Rewrite the records from their first line through the line containing "y-tick-label: -20 <box>338 176 346 182</box>", inclusive, switching every "data-point" to "marker" and changing nothing else.
** Start Given data **
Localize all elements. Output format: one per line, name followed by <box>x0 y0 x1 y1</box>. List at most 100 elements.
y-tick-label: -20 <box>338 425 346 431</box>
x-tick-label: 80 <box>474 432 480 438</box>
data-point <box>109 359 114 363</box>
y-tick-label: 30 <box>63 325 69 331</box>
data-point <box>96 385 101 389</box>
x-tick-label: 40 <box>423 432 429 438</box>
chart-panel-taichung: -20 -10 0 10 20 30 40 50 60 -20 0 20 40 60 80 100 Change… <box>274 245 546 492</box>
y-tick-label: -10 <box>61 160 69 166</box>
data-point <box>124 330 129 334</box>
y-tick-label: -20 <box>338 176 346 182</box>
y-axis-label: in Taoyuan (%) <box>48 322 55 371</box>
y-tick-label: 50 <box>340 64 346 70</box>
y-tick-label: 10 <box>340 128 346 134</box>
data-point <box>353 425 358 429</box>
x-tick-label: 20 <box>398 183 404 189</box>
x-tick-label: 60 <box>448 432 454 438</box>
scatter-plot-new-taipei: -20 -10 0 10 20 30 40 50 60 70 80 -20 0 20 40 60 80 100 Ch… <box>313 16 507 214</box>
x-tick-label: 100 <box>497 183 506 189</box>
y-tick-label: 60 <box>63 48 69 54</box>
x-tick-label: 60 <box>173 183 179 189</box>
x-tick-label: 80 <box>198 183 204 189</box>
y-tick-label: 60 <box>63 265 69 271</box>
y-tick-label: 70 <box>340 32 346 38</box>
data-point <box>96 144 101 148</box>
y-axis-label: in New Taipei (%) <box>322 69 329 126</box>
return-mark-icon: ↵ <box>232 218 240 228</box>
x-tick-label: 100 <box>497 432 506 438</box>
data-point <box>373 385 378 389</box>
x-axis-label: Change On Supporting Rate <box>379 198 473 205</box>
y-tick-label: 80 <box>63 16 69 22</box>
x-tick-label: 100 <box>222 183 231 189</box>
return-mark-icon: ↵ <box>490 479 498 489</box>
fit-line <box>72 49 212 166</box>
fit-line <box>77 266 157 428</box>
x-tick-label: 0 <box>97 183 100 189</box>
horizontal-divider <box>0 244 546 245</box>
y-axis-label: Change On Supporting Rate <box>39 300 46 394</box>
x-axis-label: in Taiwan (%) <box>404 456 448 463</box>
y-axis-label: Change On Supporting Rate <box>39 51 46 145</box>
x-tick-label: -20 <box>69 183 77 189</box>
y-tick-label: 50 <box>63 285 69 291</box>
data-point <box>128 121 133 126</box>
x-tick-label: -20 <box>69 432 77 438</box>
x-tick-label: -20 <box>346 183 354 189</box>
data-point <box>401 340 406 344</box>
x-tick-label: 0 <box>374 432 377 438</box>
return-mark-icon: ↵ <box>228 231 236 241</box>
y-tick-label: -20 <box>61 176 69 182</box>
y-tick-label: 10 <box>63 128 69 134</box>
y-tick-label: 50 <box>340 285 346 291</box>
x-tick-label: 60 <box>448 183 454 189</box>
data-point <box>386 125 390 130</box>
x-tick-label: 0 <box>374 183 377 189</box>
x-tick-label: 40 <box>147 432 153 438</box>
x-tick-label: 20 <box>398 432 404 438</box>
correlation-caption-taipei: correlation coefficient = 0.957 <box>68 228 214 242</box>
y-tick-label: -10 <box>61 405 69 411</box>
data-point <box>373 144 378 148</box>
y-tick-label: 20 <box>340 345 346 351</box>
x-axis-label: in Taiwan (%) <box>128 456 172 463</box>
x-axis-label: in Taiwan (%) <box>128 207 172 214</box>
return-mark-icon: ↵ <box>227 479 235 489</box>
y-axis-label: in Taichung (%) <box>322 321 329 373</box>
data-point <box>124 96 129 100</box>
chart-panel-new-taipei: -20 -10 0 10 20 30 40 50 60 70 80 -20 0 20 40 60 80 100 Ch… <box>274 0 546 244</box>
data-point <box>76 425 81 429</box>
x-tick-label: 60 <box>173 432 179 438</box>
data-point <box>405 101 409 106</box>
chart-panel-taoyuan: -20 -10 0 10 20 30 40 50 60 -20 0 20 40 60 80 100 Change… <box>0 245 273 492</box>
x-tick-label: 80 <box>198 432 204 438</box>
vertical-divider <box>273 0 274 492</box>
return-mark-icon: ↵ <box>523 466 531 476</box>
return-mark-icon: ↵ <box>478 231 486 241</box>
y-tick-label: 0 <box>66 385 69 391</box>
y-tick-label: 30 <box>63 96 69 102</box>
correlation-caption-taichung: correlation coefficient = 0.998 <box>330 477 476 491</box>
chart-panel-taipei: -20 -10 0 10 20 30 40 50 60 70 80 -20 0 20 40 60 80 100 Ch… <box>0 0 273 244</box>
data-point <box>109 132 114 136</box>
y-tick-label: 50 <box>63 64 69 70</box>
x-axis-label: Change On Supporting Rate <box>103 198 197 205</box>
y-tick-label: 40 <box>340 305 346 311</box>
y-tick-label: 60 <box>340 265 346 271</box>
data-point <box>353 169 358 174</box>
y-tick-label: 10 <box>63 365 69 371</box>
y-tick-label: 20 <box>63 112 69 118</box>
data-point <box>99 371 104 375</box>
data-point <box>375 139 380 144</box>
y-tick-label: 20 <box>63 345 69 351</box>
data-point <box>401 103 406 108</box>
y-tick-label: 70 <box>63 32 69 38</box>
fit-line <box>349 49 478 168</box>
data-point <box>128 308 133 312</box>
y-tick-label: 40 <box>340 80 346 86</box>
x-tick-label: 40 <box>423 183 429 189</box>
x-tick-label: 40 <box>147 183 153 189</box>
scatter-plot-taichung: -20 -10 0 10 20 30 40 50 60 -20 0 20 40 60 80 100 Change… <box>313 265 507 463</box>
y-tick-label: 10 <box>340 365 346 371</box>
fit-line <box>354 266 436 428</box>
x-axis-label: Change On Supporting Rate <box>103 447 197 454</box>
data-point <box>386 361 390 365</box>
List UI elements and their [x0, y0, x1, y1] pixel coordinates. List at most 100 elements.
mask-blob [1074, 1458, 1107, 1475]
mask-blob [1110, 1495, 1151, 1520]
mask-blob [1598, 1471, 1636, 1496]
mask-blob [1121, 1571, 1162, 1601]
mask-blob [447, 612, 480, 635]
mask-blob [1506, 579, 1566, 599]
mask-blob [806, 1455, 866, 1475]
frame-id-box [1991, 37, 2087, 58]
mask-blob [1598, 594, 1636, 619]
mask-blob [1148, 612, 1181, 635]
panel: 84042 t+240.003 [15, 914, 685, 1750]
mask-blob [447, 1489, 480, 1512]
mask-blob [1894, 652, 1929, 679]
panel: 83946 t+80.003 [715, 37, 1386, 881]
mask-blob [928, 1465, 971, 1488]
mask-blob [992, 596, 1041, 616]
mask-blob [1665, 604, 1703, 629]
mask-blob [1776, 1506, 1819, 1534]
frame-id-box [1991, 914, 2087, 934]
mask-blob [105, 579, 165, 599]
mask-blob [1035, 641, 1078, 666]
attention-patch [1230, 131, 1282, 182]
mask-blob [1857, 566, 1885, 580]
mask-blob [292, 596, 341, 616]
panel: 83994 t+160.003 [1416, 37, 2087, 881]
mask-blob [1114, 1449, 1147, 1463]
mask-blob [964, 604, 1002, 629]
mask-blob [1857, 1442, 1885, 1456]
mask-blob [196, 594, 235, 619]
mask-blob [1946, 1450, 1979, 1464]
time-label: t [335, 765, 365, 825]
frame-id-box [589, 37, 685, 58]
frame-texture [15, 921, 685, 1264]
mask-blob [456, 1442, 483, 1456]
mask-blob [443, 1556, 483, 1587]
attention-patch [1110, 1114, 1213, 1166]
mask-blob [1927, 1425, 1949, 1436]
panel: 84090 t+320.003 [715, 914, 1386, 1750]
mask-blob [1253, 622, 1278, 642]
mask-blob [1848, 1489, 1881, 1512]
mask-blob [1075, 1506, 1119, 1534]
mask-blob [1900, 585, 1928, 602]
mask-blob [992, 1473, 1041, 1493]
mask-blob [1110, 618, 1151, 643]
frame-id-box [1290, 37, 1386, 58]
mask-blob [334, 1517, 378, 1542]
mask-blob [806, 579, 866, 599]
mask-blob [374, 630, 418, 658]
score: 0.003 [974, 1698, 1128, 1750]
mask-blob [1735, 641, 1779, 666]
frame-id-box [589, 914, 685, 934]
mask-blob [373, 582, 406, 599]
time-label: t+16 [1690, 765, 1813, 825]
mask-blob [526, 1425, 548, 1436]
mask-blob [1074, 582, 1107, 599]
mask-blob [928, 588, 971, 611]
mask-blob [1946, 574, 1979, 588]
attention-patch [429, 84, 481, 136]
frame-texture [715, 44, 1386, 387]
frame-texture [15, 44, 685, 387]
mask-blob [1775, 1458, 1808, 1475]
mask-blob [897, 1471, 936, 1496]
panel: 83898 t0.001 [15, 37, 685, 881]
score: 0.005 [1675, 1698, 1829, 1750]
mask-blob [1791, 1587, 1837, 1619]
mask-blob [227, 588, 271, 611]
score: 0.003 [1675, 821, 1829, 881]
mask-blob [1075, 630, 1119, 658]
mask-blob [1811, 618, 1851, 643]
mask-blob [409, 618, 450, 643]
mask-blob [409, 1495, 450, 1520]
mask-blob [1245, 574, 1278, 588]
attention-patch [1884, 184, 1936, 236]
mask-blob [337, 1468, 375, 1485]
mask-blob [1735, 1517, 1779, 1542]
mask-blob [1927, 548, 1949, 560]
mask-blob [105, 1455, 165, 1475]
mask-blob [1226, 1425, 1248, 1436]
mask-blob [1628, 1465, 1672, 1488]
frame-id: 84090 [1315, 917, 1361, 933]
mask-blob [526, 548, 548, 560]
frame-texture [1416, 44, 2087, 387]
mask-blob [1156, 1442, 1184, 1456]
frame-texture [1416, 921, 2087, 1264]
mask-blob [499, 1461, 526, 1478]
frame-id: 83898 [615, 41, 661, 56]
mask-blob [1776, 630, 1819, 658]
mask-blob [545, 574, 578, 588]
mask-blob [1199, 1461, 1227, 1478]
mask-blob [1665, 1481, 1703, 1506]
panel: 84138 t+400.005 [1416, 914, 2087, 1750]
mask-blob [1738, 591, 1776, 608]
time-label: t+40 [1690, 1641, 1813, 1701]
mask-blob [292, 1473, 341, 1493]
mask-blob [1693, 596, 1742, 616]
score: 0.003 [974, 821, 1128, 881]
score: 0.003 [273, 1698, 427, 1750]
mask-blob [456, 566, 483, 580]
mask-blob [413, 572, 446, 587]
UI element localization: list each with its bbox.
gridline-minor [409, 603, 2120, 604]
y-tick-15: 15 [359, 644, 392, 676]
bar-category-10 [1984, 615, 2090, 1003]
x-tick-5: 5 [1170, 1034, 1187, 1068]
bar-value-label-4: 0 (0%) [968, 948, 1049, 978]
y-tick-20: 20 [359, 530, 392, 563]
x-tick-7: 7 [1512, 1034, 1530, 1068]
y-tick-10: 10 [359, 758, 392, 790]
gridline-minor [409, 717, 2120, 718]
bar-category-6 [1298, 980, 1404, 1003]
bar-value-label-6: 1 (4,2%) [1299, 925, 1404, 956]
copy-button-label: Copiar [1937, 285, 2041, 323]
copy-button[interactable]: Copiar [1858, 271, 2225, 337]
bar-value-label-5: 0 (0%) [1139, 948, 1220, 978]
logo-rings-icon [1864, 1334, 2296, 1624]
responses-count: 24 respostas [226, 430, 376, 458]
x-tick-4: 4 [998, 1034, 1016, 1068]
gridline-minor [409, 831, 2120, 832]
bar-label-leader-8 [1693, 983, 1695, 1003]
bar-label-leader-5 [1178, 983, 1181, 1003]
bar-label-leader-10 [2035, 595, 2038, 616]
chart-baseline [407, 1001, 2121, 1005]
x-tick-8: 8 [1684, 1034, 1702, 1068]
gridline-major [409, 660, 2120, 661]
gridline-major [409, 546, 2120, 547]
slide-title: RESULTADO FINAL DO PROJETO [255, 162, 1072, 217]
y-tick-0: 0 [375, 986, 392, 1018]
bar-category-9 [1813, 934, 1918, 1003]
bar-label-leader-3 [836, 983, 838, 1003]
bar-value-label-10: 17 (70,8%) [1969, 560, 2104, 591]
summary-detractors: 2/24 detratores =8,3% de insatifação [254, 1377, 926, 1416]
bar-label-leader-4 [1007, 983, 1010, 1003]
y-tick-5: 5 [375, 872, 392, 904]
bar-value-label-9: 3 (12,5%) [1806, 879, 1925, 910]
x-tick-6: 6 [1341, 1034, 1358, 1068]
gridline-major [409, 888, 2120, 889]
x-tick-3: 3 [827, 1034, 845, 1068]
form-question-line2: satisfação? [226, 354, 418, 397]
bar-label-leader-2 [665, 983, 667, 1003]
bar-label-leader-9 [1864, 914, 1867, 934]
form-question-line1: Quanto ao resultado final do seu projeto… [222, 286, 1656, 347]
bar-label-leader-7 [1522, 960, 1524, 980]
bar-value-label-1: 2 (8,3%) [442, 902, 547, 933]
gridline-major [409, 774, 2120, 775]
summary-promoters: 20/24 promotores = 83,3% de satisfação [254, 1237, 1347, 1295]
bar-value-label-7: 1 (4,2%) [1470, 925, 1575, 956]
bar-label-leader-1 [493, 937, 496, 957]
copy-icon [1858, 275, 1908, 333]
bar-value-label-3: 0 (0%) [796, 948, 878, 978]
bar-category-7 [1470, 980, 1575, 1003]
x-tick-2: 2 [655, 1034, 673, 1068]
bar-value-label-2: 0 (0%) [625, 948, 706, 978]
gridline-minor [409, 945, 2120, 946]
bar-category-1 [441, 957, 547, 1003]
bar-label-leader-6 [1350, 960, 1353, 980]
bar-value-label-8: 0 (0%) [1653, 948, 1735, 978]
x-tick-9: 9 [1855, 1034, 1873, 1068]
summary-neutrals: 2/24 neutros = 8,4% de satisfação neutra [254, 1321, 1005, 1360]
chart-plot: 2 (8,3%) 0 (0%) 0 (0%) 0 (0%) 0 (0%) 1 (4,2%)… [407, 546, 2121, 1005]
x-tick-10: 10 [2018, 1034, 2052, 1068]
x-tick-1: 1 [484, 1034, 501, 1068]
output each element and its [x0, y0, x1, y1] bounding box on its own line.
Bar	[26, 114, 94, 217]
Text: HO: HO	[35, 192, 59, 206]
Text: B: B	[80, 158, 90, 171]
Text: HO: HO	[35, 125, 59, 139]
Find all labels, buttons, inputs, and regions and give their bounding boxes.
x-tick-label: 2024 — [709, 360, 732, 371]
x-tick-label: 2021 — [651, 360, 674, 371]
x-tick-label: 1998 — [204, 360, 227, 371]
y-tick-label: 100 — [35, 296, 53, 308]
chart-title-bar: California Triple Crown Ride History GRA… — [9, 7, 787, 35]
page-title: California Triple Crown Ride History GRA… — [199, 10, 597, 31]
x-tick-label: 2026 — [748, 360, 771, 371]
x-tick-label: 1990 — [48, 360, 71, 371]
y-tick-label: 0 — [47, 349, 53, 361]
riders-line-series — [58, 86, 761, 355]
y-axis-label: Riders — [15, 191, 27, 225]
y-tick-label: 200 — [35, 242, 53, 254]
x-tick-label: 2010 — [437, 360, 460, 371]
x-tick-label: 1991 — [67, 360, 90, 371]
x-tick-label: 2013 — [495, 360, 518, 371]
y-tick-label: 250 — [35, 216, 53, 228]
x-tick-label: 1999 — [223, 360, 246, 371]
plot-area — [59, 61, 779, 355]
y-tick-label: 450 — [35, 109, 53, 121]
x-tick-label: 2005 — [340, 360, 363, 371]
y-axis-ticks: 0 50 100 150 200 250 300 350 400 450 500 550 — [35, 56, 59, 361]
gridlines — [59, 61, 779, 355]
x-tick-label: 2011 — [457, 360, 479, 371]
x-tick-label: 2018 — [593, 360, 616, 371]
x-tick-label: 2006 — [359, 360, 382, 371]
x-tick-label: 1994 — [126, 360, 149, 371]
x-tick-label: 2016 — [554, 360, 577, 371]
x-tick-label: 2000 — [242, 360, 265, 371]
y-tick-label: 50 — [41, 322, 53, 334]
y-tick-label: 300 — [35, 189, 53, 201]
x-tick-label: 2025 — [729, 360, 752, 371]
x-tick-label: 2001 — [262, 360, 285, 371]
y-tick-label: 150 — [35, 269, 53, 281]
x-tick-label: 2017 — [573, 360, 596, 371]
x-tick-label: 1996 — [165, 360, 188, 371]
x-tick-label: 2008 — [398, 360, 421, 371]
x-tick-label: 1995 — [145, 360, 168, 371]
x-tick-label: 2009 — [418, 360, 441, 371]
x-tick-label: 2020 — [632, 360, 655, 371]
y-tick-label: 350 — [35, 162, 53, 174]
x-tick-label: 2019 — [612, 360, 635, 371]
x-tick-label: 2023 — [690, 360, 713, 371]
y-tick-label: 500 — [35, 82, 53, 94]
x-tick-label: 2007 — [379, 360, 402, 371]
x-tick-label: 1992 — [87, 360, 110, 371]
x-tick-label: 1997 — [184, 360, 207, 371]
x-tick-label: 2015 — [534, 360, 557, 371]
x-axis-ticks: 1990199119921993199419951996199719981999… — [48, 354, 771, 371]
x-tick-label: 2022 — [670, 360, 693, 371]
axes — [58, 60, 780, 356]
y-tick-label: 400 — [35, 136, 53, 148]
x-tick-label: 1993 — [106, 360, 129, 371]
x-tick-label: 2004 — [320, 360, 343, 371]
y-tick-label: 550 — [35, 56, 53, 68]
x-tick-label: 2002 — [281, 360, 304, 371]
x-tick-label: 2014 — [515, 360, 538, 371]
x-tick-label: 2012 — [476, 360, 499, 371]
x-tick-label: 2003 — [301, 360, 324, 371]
** End Given data **
Written solution:
Localize all elements. Output format: one per line, name followed by <box>x0 y0 x1 y1</box>. List at most 100 elements.
y-tick-label: -20 <box>338 425 346 431</box>
x-tick-label: 80 <box>474 432 480 438</box>
marker <box>109 359 114 363</box>
y-tick-label: 30 <box>63 325 69 331</box>
marker <box>96 385 101 389</box>
x-tick-label: 40 <box>423 432 429 438</box>
chart-panel-taichung: -20 -10 0 10 20 30 40 50 60 -20 0 20 40 60 80 100 Change… <box>274 245 546 492</box>
y-tick-label: -10 <box>61 160 69 166</box>
marker <box>124 330 129 334</box>
y-tick-label: -20 <box>338 176 346 182</box>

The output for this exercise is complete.